▶ _WHAT THE TASK ASKS_
Every line with the string "erschlagen" in it belongs in your answer, so copy them all from the data.

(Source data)
= = = = = = =

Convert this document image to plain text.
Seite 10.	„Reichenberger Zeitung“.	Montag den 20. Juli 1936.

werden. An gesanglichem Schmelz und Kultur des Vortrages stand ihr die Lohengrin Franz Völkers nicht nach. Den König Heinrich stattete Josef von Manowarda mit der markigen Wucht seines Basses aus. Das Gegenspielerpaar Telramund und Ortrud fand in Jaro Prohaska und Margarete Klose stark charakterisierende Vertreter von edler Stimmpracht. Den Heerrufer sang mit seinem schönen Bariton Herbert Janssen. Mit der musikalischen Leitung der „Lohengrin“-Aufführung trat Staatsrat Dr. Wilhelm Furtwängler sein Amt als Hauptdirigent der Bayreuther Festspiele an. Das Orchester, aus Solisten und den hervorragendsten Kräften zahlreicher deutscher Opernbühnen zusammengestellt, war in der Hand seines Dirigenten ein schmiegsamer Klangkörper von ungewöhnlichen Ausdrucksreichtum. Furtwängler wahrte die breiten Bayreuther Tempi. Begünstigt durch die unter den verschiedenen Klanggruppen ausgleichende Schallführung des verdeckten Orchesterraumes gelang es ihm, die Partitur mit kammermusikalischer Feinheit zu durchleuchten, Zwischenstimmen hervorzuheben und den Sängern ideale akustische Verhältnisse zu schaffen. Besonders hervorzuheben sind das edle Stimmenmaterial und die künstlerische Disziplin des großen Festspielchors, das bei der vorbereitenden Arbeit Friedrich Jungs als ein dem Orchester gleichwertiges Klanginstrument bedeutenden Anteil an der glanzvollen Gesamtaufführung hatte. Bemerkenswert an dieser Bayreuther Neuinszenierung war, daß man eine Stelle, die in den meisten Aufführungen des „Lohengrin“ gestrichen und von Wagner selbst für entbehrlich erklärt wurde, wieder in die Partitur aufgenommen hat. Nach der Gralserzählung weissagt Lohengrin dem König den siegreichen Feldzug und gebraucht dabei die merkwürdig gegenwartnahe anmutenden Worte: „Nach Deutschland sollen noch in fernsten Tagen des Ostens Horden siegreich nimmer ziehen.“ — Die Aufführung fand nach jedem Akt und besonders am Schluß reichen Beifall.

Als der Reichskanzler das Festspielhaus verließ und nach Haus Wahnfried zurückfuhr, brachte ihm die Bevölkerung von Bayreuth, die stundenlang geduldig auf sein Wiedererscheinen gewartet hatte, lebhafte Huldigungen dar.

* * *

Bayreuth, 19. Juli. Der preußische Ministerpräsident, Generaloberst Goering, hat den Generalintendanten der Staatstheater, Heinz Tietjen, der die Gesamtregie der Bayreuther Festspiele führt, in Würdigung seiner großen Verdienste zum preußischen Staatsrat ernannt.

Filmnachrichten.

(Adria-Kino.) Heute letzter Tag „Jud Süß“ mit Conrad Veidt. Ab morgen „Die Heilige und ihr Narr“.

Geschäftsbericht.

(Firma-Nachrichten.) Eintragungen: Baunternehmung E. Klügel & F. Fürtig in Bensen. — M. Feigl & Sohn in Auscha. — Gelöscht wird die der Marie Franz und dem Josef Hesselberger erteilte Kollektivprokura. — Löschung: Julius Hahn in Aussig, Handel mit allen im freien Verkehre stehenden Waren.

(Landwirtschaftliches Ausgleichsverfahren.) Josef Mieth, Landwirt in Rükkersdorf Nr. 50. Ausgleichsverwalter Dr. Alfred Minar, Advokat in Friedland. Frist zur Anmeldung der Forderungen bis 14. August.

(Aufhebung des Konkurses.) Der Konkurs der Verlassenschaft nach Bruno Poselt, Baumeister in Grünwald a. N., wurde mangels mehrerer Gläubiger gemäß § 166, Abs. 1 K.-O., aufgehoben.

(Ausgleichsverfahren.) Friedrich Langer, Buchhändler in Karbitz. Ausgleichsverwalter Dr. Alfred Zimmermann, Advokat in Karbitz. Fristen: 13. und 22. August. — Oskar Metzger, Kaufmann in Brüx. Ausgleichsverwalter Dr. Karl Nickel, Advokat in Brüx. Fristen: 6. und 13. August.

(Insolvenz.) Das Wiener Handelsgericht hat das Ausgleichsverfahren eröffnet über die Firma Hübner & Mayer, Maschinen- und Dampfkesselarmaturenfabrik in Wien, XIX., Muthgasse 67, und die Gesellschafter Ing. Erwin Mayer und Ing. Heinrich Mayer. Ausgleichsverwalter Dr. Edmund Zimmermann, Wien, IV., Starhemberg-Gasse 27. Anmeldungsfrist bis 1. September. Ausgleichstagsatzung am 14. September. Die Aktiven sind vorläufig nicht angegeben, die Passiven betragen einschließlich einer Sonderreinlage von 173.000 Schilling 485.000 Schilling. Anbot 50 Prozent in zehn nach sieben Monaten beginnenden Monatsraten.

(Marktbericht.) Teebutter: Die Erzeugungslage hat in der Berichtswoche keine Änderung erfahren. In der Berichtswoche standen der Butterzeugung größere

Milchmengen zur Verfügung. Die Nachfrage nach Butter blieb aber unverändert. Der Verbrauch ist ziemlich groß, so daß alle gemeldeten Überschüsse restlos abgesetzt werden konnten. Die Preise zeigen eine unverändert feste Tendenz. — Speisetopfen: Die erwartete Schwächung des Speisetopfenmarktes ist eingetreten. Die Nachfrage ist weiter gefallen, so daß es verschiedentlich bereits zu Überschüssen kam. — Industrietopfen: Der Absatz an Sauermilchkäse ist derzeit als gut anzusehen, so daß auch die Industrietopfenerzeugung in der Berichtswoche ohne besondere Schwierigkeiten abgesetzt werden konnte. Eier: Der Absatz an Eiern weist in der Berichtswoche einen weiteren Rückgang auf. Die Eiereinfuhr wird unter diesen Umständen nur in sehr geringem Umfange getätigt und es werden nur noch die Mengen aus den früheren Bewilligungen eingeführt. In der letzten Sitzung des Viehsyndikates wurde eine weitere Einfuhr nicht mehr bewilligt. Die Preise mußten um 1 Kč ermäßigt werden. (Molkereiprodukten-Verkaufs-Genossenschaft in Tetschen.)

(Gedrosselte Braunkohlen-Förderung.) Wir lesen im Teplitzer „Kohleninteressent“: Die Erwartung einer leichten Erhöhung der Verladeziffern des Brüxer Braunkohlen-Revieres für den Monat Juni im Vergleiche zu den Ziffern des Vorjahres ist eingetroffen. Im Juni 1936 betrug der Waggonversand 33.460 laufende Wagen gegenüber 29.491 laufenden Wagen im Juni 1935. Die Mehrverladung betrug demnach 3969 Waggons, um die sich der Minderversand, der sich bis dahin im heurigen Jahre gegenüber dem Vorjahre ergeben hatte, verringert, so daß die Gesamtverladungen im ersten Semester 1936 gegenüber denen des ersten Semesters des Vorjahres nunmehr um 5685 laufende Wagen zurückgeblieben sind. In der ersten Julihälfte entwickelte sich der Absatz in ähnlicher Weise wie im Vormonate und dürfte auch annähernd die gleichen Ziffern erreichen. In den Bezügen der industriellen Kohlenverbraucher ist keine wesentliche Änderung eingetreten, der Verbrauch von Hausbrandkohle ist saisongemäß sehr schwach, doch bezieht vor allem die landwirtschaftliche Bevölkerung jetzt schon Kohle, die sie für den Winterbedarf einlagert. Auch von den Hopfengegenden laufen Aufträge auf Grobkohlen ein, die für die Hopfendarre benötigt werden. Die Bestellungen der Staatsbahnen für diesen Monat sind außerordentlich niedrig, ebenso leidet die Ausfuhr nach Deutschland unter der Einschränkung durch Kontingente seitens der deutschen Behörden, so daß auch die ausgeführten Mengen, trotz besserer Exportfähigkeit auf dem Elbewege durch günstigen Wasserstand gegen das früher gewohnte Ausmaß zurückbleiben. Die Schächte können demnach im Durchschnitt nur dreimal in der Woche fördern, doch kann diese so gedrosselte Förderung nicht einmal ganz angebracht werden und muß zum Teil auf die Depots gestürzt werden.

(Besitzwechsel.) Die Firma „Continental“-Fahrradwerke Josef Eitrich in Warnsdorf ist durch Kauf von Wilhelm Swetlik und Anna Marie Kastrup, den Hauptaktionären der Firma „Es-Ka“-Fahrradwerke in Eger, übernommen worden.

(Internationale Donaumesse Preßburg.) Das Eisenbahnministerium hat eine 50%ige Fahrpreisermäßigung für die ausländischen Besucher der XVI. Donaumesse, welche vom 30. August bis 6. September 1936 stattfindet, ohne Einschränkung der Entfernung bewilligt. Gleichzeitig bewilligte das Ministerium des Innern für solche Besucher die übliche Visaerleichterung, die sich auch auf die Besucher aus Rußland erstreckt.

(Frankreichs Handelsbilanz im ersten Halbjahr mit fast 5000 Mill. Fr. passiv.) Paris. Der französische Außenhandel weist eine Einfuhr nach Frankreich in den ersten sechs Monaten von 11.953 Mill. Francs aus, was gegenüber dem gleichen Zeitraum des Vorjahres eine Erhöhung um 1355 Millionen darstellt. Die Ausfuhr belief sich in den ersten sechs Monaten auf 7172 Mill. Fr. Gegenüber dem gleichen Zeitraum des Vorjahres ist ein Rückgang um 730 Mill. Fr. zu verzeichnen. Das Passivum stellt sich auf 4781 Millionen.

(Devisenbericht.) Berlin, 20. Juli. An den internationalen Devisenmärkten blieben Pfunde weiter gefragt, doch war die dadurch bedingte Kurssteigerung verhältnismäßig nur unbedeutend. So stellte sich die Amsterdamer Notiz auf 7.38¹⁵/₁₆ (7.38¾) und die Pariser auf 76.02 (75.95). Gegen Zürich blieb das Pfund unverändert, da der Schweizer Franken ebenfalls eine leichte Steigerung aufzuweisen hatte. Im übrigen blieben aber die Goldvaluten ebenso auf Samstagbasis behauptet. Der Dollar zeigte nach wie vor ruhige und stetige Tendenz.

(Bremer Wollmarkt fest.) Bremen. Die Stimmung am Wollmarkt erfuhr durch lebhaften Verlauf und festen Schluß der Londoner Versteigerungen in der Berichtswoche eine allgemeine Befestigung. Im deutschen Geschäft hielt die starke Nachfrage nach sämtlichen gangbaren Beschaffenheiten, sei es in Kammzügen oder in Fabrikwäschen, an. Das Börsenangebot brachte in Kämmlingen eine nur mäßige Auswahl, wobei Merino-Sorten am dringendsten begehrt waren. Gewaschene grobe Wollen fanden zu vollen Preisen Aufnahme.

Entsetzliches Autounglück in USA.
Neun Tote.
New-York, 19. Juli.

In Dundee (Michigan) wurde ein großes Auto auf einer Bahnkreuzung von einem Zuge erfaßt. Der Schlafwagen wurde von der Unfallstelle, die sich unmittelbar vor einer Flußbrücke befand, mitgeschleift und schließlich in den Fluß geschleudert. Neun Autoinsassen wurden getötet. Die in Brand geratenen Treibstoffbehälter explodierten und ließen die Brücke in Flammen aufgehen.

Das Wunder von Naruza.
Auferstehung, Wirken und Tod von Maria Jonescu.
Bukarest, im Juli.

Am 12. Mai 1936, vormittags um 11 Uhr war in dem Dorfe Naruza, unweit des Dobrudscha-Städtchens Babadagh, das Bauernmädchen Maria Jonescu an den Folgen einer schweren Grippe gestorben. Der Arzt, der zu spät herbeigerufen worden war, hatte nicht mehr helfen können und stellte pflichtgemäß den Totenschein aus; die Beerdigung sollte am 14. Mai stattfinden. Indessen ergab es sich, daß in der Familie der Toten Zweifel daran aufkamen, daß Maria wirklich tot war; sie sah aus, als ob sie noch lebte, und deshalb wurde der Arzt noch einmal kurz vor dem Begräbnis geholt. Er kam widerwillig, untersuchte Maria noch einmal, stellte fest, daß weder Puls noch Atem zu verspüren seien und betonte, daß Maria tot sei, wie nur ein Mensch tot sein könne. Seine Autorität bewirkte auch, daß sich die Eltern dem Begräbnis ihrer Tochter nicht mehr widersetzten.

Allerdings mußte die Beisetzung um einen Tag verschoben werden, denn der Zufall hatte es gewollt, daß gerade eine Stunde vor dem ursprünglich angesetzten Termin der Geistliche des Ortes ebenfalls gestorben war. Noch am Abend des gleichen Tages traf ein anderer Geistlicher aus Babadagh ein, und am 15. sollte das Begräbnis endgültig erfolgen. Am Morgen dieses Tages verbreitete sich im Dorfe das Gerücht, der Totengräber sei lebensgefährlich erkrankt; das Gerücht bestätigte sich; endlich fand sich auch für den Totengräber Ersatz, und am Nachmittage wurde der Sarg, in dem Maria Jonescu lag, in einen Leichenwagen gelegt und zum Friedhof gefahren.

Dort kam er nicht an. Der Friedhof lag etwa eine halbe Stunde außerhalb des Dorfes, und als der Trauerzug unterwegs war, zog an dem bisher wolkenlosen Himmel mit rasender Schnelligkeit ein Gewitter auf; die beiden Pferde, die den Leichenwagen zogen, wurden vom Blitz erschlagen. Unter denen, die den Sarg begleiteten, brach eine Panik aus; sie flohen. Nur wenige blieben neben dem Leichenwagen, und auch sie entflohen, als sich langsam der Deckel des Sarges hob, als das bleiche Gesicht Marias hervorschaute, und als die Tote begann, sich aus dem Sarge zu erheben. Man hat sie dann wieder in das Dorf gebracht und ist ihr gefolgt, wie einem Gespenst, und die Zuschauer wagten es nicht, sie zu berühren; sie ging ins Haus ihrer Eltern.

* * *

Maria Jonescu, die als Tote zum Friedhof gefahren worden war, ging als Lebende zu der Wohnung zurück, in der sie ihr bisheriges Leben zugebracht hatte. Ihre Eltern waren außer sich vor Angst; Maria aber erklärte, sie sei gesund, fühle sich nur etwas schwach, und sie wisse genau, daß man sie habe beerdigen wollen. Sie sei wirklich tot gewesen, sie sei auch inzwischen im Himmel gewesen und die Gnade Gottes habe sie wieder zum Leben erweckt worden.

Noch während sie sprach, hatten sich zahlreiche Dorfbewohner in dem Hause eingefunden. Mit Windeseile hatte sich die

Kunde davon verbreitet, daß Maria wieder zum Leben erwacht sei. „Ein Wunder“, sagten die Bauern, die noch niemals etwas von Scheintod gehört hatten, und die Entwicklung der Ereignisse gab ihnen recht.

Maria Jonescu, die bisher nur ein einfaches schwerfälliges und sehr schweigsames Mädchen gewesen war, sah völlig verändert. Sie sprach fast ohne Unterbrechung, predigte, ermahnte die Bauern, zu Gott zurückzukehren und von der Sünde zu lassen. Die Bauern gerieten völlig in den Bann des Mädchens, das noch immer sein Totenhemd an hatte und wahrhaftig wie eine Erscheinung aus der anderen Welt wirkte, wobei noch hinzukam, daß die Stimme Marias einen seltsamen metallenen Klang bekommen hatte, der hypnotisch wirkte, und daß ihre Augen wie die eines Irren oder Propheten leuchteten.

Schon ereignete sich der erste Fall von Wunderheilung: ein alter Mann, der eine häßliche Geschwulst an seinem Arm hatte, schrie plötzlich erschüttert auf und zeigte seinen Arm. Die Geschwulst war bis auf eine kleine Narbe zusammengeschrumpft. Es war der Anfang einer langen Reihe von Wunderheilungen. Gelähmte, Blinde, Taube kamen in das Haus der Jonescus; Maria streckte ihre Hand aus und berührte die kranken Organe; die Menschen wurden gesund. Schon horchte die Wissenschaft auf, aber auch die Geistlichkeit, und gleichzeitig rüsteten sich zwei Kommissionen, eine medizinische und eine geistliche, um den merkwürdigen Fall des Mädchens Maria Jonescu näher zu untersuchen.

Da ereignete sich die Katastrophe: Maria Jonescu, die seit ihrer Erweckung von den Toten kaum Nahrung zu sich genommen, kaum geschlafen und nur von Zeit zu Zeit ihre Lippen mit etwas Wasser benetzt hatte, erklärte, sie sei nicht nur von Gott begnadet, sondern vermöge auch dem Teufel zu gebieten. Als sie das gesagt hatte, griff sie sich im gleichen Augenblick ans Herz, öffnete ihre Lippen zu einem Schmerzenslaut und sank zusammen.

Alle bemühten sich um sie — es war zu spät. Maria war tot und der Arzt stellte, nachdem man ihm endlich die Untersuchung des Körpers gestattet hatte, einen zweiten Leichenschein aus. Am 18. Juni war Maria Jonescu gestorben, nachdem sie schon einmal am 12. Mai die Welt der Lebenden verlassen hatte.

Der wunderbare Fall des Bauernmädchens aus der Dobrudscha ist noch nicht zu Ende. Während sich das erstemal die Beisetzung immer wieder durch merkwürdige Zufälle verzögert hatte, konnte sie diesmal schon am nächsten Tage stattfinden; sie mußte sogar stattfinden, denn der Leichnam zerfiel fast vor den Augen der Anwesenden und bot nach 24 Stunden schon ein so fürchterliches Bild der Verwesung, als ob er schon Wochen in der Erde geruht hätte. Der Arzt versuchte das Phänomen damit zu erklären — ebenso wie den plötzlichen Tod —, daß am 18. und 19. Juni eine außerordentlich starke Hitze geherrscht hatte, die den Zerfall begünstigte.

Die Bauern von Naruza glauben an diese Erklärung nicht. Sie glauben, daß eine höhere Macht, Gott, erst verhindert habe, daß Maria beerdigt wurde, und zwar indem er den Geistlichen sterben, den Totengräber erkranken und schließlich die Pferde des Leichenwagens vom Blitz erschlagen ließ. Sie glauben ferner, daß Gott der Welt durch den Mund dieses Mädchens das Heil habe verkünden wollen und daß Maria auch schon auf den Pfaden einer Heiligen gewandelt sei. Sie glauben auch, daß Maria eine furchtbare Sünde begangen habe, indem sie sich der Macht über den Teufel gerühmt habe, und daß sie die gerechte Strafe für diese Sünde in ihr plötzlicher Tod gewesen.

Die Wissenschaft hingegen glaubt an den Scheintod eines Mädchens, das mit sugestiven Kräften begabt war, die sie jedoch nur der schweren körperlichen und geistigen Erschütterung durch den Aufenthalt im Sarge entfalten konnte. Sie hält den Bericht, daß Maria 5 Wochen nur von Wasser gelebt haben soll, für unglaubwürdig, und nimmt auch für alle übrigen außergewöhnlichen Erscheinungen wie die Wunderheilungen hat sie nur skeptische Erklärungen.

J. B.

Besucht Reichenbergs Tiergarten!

= = = = = = =

▶ _RESPONSE FOR THIS EXERCISE_
Dort kam er nicht an. Der Friedhof lag etwa eine halbe Stunde außerhalb des Dorfes, und als der Trauerzug unterwegs war, zog an dem bisher wolkenlosen Himmel mit rasender Schnelligkeit ein Gewitter auf; die beiden Pferde, die den Leichenwagen zogen, wurden vom Blitz erschlagen. Unter denen, die den Sarg begleiteten, brach eine Panik aus; sie flohen. Nur wenige blieben neben dem Leichenwagen, und auch sie entflohen, als sich langsam der Deckel des Sarges hob, als das bleiche Gesicht Marias hervorschaute, und als die Tote begann, sich aus dem Sarge zu erheben. Man hat sie dann wieder in das Dorf gebracht und ist ihr gefolgt, wie einem Gespenst, und die Zuschauer wagten es nicht, sie zu berühren; sie ging ins Haus ihrer Eltern.
Die Bauern von Naruza glauben an diese Erklärung nicht. Sie glauben, daß eine höhere Macht, Gott, erst verhindert habe, daß Maria beerdigt wurde, und zwar indem er den Geistlichen sterben, den Totengräber erkranken und schließlich die Pferde des Leichenwagens vom Blitz erschlagen ließ. Sie glauben ferner, daß Gott der Welt durch den Mund dieses Mädchens das Heil habe verkünden wollen und daß Maria auch schon auf den Pfaden einer Heiligen gewandelt sei. Sie glauben auch, daß Maria eine furchtbare Sünde begangen habe, indem sie sich der Macht über den Teufel gerühmt habe, und daß sie die gerechte Strafe für diese Sünde in ihr plötzlicher Tod gewesen.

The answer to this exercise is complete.